> _Instructions to follow_:
All of the data needs to be repeated exactly.
<<<<
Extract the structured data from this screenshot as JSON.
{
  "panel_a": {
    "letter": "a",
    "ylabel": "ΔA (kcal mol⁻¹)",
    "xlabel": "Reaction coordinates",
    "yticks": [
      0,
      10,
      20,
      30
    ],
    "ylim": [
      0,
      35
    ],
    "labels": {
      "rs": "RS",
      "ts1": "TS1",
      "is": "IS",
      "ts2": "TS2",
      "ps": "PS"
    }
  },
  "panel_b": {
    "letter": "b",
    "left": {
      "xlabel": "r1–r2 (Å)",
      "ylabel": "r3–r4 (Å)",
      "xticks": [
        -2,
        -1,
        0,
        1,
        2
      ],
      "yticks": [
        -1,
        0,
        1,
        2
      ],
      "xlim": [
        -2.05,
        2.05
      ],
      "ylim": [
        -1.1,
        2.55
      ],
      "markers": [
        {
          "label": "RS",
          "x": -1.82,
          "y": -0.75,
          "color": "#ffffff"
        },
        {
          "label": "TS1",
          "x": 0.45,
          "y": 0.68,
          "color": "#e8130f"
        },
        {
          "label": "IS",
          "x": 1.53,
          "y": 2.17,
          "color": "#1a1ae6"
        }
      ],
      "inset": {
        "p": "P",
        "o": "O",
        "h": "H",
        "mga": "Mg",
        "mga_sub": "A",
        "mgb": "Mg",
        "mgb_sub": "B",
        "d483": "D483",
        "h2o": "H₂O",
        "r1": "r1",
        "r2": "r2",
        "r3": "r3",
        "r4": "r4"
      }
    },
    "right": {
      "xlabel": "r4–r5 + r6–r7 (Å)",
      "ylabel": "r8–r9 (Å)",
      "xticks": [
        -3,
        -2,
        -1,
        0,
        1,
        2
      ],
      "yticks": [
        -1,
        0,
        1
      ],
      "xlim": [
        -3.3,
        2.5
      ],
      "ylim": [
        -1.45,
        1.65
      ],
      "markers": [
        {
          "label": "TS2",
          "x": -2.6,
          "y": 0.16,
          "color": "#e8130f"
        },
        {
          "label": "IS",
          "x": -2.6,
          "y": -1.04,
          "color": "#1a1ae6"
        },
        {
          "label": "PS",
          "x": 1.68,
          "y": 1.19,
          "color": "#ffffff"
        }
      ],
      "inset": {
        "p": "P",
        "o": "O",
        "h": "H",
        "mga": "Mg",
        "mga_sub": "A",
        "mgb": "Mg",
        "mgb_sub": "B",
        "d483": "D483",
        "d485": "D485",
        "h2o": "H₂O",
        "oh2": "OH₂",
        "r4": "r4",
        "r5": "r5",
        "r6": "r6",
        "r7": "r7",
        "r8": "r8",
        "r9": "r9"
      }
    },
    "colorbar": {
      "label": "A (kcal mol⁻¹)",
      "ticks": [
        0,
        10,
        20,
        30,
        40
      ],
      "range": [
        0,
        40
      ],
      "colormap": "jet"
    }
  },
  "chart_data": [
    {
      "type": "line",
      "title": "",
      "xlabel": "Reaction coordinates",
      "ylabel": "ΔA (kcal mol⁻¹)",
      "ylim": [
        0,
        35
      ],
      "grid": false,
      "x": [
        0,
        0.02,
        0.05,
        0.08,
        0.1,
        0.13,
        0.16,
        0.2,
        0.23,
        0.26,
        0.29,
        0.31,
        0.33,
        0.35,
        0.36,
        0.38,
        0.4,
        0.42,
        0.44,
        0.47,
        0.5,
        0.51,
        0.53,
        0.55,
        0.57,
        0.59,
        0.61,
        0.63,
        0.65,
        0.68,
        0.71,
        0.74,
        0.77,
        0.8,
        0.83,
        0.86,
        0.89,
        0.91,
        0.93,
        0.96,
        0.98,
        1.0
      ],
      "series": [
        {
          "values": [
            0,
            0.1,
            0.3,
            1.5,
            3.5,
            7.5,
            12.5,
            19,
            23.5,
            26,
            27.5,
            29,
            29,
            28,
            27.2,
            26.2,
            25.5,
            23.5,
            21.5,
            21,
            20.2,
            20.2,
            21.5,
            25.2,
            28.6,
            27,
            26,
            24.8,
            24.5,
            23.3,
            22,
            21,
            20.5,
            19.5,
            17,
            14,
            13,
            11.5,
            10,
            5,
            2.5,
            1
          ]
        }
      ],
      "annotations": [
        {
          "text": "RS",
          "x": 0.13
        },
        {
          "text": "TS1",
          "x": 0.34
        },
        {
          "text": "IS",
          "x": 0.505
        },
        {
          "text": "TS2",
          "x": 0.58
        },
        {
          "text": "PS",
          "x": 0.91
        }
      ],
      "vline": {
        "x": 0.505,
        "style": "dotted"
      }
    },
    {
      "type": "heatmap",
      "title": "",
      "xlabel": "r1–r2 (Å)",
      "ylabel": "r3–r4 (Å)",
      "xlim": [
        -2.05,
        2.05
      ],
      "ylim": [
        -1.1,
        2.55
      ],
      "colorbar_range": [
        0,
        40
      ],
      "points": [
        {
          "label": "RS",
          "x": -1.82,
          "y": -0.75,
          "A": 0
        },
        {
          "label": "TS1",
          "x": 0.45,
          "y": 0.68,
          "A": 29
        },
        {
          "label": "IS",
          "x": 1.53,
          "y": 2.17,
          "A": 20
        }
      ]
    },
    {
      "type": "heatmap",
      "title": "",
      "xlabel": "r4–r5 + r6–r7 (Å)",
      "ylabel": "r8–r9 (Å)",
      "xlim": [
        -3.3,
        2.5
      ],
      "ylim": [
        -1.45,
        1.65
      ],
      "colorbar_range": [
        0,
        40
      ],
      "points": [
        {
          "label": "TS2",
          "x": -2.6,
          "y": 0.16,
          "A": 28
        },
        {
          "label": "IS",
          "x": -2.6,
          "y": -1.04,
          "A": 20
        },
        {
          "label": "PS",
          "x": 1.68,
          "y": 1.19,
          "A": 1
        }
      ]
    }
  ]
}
>>>>
> _Solution for this task_:
Extract the structured data from this screenshot as JSON.
{
  "panel_a": {
    "letter": "a",
    "ylabel": "ΔA (kcal mol⁻¹)",
    "xlabel": "Reaction coordinates",
    "yticks": [
      0,
      10,
      20,
      30
    ],
    "ylim": [
      0,
      35
    ],
    "labels": {
      "rs": "RS",
      "ts1": "TS1",
      "is": "IS",
      "ts2": "TS2",
      "ps": "PS"
    }
  },
  "panel_b": {
    "letter": "b",
    "left": {
      "xlabel": "r1–r2 (Å)",
      "ylabel": "r3–r4 (Å)",
      "xticks": [
        -2,
        -1,
        0,
        1,
        2
      ],
      "yticks": [
        -1,
        0,
        1,
        2
      ],
      "xlim": [
        -2.05,
        2.05
      ],
      "ylim": [
        -1.1,
        2.55
      ],
      "markers": [
        {
          "label": "RS",
          "x": -1.82,
          "y": -0.75,
          "color": "#ffffff"
        },
        {
          "label": "TS1",
          "x": 0.45,
          "y": 0.68,
          "color": "#e8130f"
        },
        {
          "label": "IS",
          "x": 1.53,
          "y": 2.17,
          "color": "#1a1ae6"
        }
      ],
      "inset": {
        "p": "P",
        "o": "O",
        "h": "H",
        "mga": "Mg",
        "mga_sub": "A",
        "mgb": "Mg",
        "mgb_sub": "B",
        "d483": "D483",
        "h2o": "H₂O",
        "r1": "r1",
        "r2": "r2",
        "r3": "r3",
        "r4": "r4"
      }
    },
    "right": {
      "xlabel": "r4–r5 + r6–r7 (Å)",
      "ylabel": "r8–r9 (Å)",
      "xticks": [
        -3,
        -2,
        -1,
        0,
        1,
        2
      ],
      "yticks": [
        -1,
        0,
        1
      ],
      "xlim": [
        -3.3,
        2.5
      ],
      "ylim": [
        -1.45,
        1.65
      ],
      "markers": [
        {
          "label": "TS2",
          "x": -2.6,
          "y": 0.16,
          "color": "#e8130f"
        },
        {
          "label": "IS",
          "x": -2.6,
          "y": -1.04,
          "color": "#1a1ae6"
        },
        {
          "label": "PS",
          "x": 1.68,
          "y": 1.19,
          "color": "#ffffff"
        }
      ],
      "inset": {
        "p": "P",
        "o": "O",
        "h": "H",
        "mga": "Mg",
        "mga_sub": "A",
        "mgb": "Mg",
        "mgb_sub": "B",
        "d483": "D483",
        "d485": "D485",
        "h2o": "H₂O",
        "oh2": "OH₂",
        "r4": "r4",
        "r5": "r5",
        "r6": "r6",
        "r7": "r7",
        "r8": "r8",
        "r9": "r9"
      }
    },
    "colorbar": {
      "label": "A (kcal mol⁻¹)",
      "ticks": [
        0,
        10,
        20,
        30,
        40
      ],
      "range": [
        0,
        40
      ],
      "colormap": "jet"
    }
  },
  "chart_data": [
    {
      "type": "line",
      "title": "",
      "xlabel": "Reaction coordinates",
      "ylabel": "ΔA (kcal mol⁻¹)",
      "ylim": [
        0,
        35
      ],
      "grid": false,
      "x": [
        0,
        0.02,
        0.05,
        0.08,
        0.1,
        0.13,
        0.16,
        0.2,
        0.23,
        0.26,
        0.29,
        0.31,
        0.33,
        0.35,
        0.36,
        0.38,
        0.4,
        0.42,
        0.44,
        0.47,
        0.5,
        0.51,
        0.53,
        0.55,
        0.57,
        0.59,
        0.61,
        0.63,
        0.65,
        0.68,
        0.71,
        0.74,
        0.77,
        0.8,
        0.83,
        0.86,
        0.89,
        0.91,
        0.93,
        0.96,
        0.98,
        1.0
      ],
      "series": [
        {
          "values": [
            0,
            0.1,
            0.3,
            1.5,
            3.5,
            7.5,
            12.5,
            19,
            23.5,
            26,
            27.5,
            29,
            29,
            28,
            27.2,
            26.2,
            25.5,
            23.5,
            21.5,
            21,
            20.2,
            20.2,
            21.5,
            25.2,
            28.6,
            27,
            26,
            24.8,
            24.5,
            23.3,
            22,
            21,
            20.5,
            19.5,
            17,
            14,
            13,
            11.5,
            10,
            5,
            2.5,
            1
          ]
        }
      ],
      "annotations": [
        {
          "text": "RS",
          "x": 0.13
        },
        {
          "text": "TS1",
          "x": 0.34
        },
        {
          "text": "IS",
          "x": 0.505
        },
        {
          "text": "TS2",
          "x": 0.58
        },
        {
          "text": "PS",
          "x": 0.91
        }
      ],
      "vline": {
        "x": 0.505,
        "style": "dotted"
      }
    },
    {
      "type": "heatmap",
      "title": "",
      "xlabel": "r1–r2 (Å)",
      "ylabel": "r3–r4 (Å)",
      "xlim": [
        -2.05,
        2.05
      ],
      "ylim": [
        -1.1,
        2.55
      ],
      "colorbar_range": [
        0,
        40
      ],
      "points": [
        {
          "label": "RS",
          "x": -1.82,
          "y": -0.75,
          "A": 0
        },
        {
          "label": "TS1",
          "x": 0.45,
          "y": 0.68,
          "A": 29
        },
        {
          "label": "IS",
          "x": 1.53,
          "y": 2.17,
          "A": 20
        }
      ]
    },
    {
      "type": "heatmap",
      "title": "",
      "xlabel": "r4–r5 + r6–r7 (Å)",
      "ylabel": "r8–r9 (Å)",
      "xlim": [
        -3.3,
        2.5
      ],
      "ylim": [
        -1.45,
        1.65
      ],
      "colorbar_range": [
        0,
        40
      ],
      "points": [
        {
          "label": "TS2",
          "x": -2.6,
          "y": 0.16,
          "A": 28
        },
        {
          "label": "IS",
          "x": -2.6,
          "y": -1.04,
          "A": 20
        },
        {
          "label": "PS",
          "x": 1.68,
          "y": 1.19,
          "A": 1
        }
      ]
    }
  ]
}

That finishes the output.